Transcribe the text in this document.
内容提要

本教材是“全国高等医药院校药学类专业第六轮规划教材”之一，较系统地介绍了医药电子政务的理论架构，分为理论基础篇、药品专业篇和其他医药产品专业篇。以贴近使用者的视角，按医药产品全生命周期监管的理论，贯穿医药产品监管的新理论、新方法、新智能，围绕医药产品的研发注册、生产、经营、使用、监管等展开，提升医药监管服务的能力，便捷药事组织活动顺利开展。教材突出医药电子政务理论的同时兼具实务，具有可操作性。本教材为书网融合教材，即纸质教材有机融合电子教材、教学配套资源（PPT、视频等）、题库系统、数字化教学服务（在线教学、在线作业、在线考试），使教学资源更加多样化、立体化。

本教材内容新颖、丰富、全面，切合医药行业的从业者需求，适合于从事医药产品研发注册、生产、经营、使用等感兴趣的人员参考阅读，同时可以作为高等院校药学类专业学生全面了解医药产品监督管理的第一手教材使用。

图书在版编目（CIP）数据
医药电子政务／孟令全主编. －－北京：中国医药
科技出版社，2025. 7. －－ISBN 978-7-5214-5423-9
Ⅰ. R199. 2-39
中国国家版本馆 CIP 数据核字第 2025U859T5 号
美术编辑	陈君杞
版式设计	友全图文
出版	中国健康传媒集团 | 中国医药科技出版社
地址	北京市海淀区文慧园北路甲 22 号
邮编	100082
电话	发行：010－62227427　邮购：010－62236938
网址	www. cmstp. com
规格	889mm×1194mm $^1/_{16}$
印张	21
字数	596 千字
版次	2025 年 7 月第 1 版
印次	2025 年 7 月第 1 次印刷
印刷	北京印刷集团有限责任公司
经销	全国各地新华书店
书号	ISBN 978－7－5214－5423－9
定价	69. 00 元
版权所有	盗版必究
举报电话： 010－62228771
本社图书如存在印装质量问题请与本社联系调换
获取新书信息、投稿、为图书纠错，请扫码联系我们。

TASK DIRECTIONS - Print every entry exactly as it appears.

REPLY -
Transcribe the text in this document.
内容提要

本教材是“全国高等医药院校药学类专业第六轮规划教材”之一，较系统地介绍了医药电子政务的理论架构，分为理论基础篇、药品专业篇和其他医药产品专业篇。以贴近使用者的视角，按医药产品全生命周期监管的理论，贯穿医药产品监管的新理论、新方法、新智能，围绕医药产品的研发注册、生产、经营、使用、监管等展开，提升医药监管服务的能力，便捷药事组织活动顺利开展。教材突出医药电子政务理论的同时兼具实务，具有可操作性。本教材为书网融合教材，即纸质教材有机融合电子教材、教学配套资源（PPT、视频等）、题库系统、数字化教学服务（在线教学、在线作业、在线考试），使教学资源更加多样化、立体化。

本教材内容新颖、丰富、全面，切合医药行业的从业者需求，适合于从事医药产品研发注册、生产、经营、使用等感兴趣的人员参考阅读，同时可以作为高等院校药学类专业学生全面了解医药产品监督管理的第一手教材使用。

图书在版编目（CIP）数据
医药电子政务／孟令全主编. －－北京：中国医药
科技出版社，2025. 7. －－ISBN 978-7-5214-5423-9
Ⅰ. R199. 2-39
中国国家版本馆 CIP 数据核字第 2025U859T5 号
美术编辑	陈君杞
版式设计	友全图文
出版	中国健康传媒集团 | 中国医药科技出版社
地址	北京市海淀区文慧园北路甲 22 号
邮编	100082
电话	发行：010－62227427　邮购：010－62236938
网址	www. cmstp. com
规格	889mm×1194mm $^1/_{16}$
印张	21
字数	596 千字
版次	2025 年 7 月第 1 版
印次	2025 年 7 月第 1 次印刷
印刷	北京印刷集团有限责任公司
经销	全国各地新华书店
书号	ISBN 978－7－5214－5423－9
定价	69. 00 元
版权所有	盗版必究
举报电话： 010－62228771
本社图书如存在印装质量问题请与本社联系调换
获取新书信息、投稿、为图书纠错，请扫码联系我们。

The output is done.